## Bagian Dokumen
Kamis, 01 April 2021

KOTBAH JUMAT AGUNG Jumat, 02 April 2021 “YESUS MENYERAHKAN NYAWANYA” (Lukas 23:44-48)

 KOTBAH JUMAT AGUNG

Jumat, 02 April 2021

 

“YESUS MENYERAHKAN NYAWANYA”

Kotbah: Lukas 23:44-48       Bacaan: Mazmur 22:2-12




 

Hari ini kita merayakan hari besar umat Kristiani yang mengagungkan yakni Peringatan Hari Kematian Yesus, Jumat Agung. Disebut Jumat Agung karena pada hari inilah Yesus mati disalibkan di Golgota demi menanggung dosa manusia dan dunia ini.

## Data yang Diberikan
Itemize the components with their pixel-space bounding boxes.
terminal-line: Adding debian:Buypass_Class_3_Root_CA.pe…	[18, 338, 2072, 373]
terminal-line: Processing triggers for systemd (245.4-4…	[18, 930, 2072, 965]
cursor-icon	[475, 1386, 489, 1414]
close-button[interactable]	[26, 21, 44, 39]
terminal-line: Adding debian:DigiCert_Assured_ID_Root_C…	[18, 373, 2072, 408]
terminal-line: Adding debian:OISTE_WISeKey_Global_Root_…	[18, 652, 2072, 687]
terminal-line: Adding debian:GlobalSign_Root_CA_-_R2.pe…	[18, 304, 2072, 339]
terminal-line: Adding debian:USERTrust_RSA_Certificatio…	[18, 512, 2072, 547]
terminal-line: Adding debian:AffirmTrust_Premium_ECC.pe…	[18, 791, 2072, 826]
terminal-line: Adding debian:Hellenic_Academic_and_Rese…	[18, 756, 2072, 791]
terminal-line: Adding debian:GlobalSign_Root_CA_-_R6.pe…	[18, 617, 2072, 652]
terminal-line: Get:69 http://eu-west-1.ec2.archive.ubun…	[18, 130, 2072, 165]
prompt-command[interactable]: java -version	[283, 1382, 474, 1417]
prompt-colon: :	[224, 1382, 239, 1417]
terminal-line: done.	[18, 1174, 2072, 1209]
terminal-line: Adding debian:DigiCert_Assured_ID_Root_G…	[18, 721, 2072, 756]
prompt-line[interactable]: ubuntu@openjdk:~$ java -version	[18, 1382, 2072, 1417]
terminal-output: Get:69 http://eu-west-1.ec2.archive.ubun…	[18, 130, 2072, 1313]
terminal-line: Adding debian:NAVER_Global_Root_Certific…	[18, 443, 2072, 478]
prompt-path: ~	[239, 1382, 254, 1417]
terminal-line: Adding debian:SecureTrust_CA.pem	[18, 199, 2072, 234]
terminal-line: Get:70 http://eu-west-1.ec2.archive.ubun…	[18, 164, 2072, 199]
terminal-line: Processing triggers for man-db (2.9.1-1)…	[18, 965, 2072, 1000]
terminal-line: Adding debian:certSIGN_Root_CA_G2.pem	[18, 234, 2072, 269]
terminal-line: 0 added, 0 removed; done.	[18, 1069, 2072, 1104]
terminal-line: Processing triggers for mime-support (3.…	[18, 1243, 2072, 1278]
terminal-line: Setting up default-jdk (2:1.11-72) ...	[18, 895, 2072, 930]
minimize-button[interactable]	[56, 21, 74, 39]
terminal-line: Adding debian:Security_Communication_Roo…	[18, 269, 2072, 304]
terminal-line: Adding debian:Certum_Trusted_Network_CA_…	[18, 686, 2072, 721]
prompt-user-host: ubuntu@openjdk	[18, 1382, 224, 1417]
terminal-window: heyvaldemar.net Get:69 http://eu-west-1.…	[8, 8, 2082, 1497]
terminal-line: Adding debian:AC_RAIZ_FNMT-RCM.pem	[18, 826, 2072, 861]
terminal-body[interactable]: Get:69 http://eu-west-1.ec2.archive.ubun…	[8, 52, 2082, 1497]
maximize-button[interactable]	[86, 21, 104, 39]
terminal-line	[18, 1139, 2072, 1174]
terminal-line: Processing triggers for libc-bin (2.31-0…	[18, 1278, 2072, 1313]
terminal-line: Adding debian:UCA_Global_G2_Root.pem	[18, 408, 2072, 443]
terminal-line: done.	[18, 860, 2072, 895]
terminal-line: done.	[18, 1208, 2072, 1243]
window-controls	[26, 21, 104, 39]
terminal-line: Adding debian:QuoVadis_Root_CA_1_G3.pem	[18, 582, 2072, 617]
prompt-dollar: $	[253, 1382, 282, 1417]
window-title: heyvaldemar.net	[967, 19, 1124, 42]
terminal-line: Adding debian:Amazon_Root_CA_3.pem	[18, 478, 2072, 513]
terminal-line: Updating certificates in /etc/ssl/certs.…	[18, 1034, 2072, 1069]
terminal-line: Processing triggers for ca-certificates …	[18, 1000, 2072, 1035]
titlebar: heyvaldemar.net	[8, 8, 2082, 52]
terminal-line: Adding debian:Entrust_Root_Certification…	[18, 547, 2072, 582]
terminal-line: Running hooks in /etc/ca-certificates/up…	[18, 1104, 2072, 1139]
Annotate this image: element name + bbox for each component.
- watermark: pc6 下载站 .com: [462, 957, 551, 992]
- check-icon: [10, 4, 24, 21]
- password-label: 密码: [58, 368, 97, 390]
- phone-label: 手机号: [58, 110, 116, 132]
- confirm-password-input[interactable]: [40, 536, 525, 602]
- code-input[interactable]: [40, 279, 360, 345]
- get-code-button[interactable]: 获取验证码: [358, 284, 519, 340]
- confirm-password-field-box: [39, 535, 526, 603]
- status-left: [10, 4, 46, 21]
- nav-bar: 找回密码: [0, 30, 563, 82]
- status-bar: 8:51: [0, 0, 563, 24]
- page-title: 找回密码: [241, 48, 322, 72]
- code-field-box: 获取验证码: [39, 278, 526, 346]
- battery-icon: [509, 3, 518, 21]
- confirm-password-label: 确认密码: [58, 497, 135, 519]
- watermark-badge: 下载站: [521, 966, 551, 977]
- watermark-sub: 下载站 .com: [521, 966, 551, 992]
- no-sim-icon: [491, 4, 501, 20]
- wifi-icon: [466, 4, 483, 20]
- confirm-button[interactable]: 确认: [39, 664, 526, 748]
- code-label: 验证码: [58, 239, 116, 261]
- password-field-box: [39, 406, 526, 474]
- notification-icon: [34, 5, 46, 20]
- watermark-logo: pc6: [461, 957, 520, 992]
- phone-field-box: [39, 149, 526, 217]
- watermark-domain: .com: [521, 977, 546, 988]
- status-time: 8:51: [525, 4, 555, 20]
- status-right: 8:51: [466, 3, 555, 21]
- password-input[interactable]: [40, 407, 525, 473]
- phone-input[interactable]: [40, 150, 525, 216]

## Tugas yang Diminta
A) Ubah baris data, mulai dari baris pertama hingga baris yang memuat "1382, 224, 1417]", menjadi daftar bernomor tanpa baris kosong.
B) Bisakah Anda melanjutkan kotbah Jumat Agung itu setelah kalimat terakhirnya?

## Jawaban Tugas
A)
1. Itemize the components with their pixel-space bounding boxes.
2. terminal-line: Adding debian:Buypass_Class_3_Root_CA.pe…	[18, 338, 2072, 373]
3. terminal-line: Processing triggers for systemd (245.4-4…	[18, 930, 2072, 965]
4. cursor-icon	[475, 1386, 489, 1414]
5. close-button[interactable]	[26, 21, 44, 39]
6. terminal-line: Adding debian:DigiCert_Assured_ID_Root_C…	[18, 373, 2072, 408]
7. terminal-line: Adding debian:OISTE_WISeKey_Global_Root_…	[18, 652, 2072, 687]
8. terminal-line: Adding debian:GlobalSign_Root_CA_-_R2.pe…	[18, 304, 2072, 339]
9. terminal-line: Adding debian:USERTrust_RSA_Certificatio…	[18, 512, 2072, 547]
10. terminal-line: Adding debian:AffirmTrust_Premium_ECC.pe…	[18, 791, 2072, 826]
11. terminal-line: Adding debian:Hellenic_Academic_and_Rese…	[18, 756, 2072, 791]
12. terminal-line: Adding debian:GlobalSign_Root_CA_-_R6.pe…	[18, 617, 2072, 652]
13. terminal-line: Get:69 http://eu-west-1.ec2.archive.ubun…	[18, 130, 2072, 165]
14. prompt-command[interactable]: java -version	[283, 1382, 474, 1417]
15. prompt-colon: :	[224, 1382, 239, 1417]
16. terminal-line: done.	[18, 1174, 2072, 1209]
17. terminal-line: Adding debian:DigiCert_Assured_ID_Root_G…	[18, 721, 2072, 756]
18. prompt-line[interactable]: ubuntu@openjdk:~$ java -version	[18, 1382, 2072, 1417]
19. terminal-output: Get:69 http://eu-west-1.ec2.archive.ubun…	[18, 130, 2072, 1313]
20. terminal-line: Adding debian:NAVER_Global_Root_Certific…	[18, 443, 2072, 478]
21. prompt-path: ~	[239, 1382, 254, 1417]
22. terminal-line: Adding debian:SecureTrust_CA.pem	[18, 199, 2072, 234]
23. terminal-line: Get:70 http://eu-west-1.ec2.archive.ubun…	[18, 164, 2072, 199]
24. terminal-line: Processing triggers for man-db (2.9.1-1)…	[18, 965, 2072, 1000]
25. terminal-line: Adding debian:certSIGN_Root_CA_G2.pem	[18, 234, 2072, 269]
26. terminal-line: 0 added, 0 removed; done.	[18, 1069, 2072, 1104]
27. terminal-line: Processing triggers for mime-support (3.…	[18, 1243, 2072, 1278]
28. terminal-line: Setting up default-jdk (2:1.11-72) ...	[18, 895, 2072, 930]
29. minimize-button[interactable]	[56, 21, 74, 39]
30. terminal-line: Adding debian:Security_Communication_Roo…	[18, 269, 2072, 304]
31. terminal-line: Adding debian:Certum_Trusted_Network_CA_…	[18, 686, 2072, 721]
32. prompt-user-host: ubuntu@openjdk	[18, 1382, 224, 1417]

B)
Pada Ibadah Jumat Agung ini kita akan membahas tema “Yesus menyerahkan nyawa-Nya”. Ini merupakan perkataan terakhir[1] yang Tuhan Yesus ucapkan di atas kayu salib. Perkataan terakhir Tuhan kita ini merupakan perkataan yang sangat luar biasa. Mengapa? Karena satu alasan: tidak ada satu orangpun yang dapat mengatakan hal yang sama di detik terakhir dalam hidupnya. Mengapa? Karena manusia tidak dapat menyerahkan nyawanya kepada Allah. Manusia memang memiliki nyawa namun manusia sama sekali tidak berkuasa atasnya. Manusia menerima nafas kehidupan dari Allah dan pada suatu saat yang pasti di dalam hidupnya, Allah akan mengambil nyawa tersebut dari mereka. Ya, menjelang kematiannya, manusia tidak memiliki kemampuan sedikitpun untuk melepaskan nyawanya dari tubuhnya dan kemudian menyerahkannya kepada Allah. Lalu, apa yang sebenarnya terjadi ketika manusia mati? Apa yang terjadi adalah manusia menanti dengan pasif sampai Allah mengambil nyawanya dan dengan demikian mengakhiri hidupnya di dunia ini.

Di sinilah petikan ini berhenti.